- INPUT RECORDS -
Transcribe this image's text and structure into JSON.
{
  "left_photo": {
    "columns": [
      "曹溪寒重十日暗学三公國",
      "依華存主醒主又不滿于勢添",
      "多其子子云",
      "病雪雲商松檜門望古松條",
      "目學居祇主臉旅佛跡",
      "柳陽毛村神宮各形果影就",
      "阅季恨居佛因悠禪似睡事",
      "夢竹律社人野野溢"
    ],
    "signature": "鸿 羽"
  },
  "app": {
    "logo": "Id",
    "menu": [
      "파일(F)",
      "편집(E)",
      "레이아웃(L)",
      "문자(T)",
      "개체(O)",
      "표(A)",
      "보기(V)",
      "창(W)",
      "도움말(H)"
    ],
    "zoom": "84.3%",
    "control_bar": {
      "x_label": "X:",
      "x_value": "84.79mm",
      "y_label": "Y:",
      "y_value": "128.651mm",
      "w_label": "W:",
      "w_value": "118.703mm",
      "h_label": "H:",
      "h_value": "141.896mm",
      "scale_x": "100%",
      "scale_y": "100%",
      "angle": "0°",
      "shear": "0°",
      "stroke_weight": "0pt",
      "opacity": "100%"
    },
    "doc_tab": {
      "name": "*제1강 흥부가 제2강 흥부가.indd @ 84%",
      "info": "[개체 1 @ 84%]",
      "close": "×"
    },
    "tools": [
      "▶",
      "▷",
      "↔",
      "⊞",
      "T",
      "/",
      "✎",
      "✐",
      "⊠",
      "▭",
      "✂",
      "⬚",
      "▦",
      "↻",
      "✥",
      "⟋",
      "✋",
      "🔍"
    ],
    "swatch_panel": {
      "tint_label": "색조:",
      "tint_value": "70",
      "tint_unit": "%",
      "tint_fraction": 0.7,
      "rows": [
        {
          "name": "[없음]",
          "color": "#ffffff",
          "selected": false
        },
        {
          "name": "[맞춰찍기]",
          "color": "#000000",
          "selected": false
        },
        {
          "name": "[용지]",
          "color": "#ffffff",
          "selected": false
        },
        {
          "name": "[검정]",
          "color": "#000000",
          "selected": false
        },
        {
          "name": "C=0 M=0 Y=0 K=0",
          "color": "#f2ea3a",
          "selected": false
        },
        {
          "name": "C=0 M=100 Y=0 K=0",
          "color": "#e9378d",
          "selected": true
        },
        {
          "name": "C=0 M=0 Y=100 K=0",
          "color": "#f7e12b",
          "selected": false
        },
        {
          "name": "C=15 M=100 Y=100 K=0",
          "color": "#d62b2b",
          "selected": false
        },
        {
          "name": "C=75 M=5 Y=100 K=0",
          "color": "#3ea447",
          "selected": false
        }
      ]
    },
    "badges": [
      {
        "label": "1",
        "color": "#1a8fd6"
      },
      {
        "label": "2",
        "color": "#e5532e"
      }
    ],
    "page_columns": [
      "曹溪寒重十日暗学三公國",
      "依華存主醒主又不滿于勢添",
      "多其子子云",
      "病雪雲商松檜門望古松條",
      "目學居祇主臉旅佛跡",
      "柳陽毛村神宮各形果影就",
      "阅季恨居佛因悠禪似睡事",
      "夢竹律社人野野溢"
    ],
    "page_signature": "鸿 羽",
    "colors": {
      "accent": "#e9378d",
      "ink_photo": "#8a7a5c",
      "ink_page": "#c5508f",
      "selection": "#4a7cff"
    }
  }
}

- PROBLEM REQUIREMENTS -
Write out the data exactly as it stands.

- RESULT -
Transcribe this image's text and structure into JSON.
{
  "left_photo": {
    "columns": [
      "曹溪寒重十日暗学三公國",
      "依華存主醒主又不滿于勢添",
      "多其子子云",
      "病雪雲商松檜門望古松條",
      "目學居祇主臉旅佛跡",
      "柳陽毛村神宮各形果影就",
      "阅季恨居佛因悠禪似睡事",
      "夢竹律社人野野溢"
    ],
    "signature": "鸿 羽"
  },
  "app": {
    "logo": "Id",
    "menu": [
      "파일(F)",
      "편집(E)",
      "레이아웃(L)",
      "문자(T)",
      "개체(O)",
      "표(A)",
      "보기(V)",
      "창(W)",
      "도움말(H)"
    ],
    "zoom": "84.3%",
    "control_bar": {
      "x_label": "X:",
      "x_value": "84.79mm",
      "y_label": "Y:",
      "y_value": "128.651mm",
      "w_label": "W:",
      "w_value": "118.703mm",
      "h_label": "H:",
      "h_value": "141.896mm",
      "scale_x": "100%",
      "scale_y": "100%",
      "angle": "0°",
      "shear": "0°",
      "stroke_weight": "0pt",
      "opacity": "100%"
    },
    "doc_tab": {
      "name": "*제1강 흥부가 제2강 흥부가.indd @ 84%",
      "info": "[개체 1 @ 84%]",
      "close": "×"
    },
    "tools": [
      "▶",
      "▷",
      "↔",
      "⊞",
      "T",
      "/",
      "✎",
      "✐",
      "⊠",
      "▭",
      "✂",
      "⬚",
      "▦",
      "↻",
      "✥",
      "⟋",
      "✋",
      "🔍"
    ],
    "swatch_panel": {
      "tint_label": "색조:",
      "tint_value": "70",
      "tint_unit": "%",
      "tint_fraction": 0.7,
      "rows": [
        {
          "name": "[없음]",
          "color": "#ffffff",
          "selected": false
        },
        {
          "name": "[맞춰찍기]",
          "color": "#000000",
          "selected": false
        },
        {
          "name": "[용지]",
          "color": "#ffffff",
          "selected": false
        },
        {
          "name": "[검정]",
          "color": "#000000",
          "selected": false
        },
        {
          "name": "C=0 M=0 Y=0 K=0",
          "color": "#f2ea3a",
          "selected": false
        },
        {
          "name": "C=0 M=100 Y=0 K=0",
          "color": "#e9378d",
          "selected": true
        },
        {
          "name": "C=0 M=0 Y=100 K=0",
          "color": "#f7e12b",
          "selected": false
        },
        {
          "name": "C=15 M=100 Y=100 K=0",
          "color": "#d62b2b",
          "selected": false
        },
        {
          "name": "C=75 M=5 Y=100 K=0",
          "color": "#3ea447",
          "selected": false
        }
      ]
    },
    "badges": [
      {
        "label": "1",
        "color": "#1a8fd6"
      },
      {
        "label": "2",
        "color": "#e5532e"
      }
    ],
    "page_columns": [
      "曹溪寒重十日暗学三公國",
      "依華存主醒主又不滿于勢添",
      "多其子子云",
      "病雪雲商松檜門望古松條",
      "目學居祇主臉旅佛跡",
      "柳陽毛村神宮各形果影就",
      "阅季恨居佛因悠禪似睡事",
      "夢竹律社人野野溢"
    ],
    "page_signature": "鸿 羽",
    "colors": {
      "accent": "#e9378d",
      "ink_photo": "#8a7a5c",
      "ink_page": "#c5508f",
      "selection": "#4a7cff"
    }
  }
}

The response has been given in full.